* START Extracted records *

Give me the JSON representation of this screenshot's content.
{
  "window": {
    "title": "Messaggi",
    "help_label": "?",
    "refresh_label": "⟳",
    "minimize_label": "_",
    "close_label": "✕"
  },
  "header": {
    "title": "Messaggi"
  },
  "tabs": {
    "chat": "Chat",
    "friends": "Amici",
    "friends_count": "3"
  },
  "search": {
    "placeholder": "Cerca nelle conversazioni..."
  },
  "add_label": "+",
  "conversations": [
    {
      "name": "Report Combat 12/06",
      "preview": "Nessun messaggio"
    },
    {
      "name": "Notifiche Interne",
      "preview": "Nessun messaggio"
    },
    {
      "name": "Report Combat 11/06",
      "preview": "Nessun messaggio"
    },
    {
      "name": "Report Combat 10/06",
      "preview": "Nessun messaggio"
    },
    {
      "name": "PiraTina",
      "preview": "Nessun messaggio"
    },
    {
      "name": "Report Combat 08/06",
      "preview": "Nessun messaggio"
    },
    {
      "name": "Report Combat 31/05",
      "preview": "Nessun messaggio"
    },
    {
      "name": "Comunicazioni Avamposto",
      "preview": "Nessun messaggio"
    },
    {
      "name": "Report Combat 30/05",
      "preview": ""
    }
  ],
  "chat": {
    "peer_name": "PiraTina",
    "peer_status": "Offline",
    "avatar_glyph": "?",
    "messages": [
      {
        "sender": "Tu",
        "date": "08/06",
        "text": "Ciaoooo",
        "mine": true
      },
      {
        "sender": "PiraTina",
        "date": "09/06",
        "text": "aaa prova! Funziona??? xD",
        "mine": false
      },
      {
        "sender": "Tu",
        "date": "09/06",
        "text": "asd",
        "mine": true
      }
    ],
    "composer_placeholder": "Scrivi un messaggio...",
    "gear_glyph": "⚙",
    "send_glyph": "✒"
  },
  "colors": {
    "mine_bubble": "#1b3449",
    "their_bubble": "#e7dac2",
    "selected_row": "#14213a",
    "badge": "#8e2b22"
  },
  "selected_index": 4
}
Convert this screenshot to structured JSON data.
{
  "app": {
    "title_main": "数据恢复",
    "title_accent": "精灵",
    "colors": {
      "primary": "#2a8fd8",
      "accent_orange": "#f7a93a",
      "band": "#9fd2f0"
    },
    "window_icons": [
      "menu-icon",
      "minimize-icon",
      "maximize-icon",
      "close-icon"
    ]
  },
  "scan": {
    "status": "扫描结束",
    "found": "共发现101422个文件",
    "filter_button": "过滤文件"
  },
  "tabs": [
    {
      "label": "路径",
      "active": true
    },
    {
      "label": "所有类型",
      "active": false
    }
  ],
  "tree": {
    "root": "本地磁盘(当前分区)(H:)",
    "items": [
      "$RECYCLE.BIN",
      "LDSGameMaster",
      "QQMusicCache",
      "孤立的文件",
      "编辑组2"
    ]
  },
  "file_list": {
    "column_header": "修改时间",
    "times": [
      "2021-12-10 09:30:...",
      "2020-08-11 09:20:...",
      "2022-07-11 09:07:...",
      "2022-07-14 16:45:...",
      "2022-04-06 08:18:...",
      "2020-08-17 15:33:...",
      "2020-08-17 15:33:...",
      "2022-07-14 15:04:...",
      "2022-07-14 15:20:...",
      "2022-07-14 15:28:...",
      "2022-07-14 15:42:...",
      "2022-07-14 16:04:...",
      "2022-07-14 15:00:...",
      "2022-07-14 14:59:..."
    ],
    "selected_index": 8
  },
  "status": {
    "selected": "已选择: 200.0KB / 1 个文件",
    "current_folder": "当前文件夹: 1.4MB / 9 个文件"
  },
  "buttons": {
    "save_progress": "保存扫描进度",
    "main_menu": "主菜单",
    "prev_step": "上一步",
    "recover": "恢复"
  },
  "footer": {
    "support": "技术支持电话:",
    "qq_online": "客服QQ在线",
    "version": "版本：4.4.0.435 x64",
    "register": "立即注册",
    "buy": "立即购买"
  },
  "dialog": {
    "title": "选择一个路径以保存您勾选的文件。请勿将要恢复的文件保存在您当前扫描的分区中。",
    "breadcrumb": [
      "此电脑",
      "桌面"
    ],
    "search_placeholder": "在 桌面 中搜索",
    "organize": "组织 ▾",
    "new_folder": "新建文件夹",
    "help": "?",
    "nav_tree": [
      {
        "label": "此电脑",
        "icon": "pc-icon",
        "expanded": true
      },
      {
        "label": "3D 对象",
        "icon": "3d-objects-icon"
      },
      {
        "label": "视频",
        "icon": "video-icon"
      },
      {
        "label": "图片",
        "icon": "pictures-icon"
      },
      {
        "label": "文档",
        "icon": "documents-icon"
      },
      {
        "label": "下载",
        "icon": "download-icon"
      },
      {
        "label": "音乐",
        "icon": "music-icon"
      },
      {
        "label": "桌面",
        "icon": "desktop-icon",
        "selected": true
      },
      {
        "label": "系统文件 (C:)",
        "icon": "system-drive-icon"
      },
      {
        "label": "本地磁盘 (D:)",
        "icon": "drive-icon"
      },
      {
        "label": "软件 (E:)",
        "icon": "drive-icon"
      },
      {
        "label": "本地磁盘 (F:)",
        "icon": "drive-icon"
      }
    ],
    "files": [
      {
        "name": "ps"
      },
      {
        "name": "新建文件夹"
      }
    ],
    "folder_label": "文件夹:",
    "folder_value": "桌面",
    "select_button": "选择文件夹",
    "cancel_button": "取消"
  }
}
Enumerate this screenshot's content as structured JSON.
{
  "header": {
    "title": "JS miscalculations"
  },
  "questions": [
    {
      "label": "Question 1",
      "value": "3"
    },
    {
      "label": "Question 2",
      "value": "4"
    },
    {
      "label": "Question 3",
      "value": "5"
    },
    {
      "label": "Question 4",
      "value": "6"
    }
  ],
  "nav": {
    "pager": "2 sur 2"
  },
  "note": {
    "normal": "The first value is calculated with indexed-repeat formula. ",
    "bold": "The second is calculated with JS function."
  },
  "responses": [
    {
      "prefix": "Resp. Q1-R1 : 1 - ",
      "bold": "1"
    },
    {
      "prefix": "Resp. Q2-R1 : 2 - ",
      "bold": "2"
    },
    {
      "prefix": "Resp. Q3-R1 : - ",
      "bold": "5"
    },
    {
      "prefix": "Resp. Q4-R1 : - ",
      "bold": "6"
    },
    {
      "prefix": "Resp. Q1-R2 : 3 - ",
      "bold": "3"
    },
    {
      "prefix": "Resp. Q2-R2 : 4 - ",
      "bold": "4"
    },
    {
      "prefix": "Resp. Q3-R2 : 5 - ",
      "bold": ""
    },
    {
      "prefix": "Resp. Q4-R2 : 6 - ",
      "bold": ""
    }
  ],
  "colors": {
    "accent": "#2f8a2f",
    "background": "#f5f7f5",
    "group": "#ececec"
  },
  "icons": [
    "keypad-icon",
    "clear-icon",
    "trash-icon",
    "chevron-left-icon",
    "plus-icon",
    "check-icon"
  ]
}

* END Extracted records *

- Exercise brief:
Identify every line above that includes the word "with", and show those lines.

- Solution for this task:
    "normal": "The first value is calculated with indexed-repeat formula. ",
    "bold": "The second is calculated with JS function."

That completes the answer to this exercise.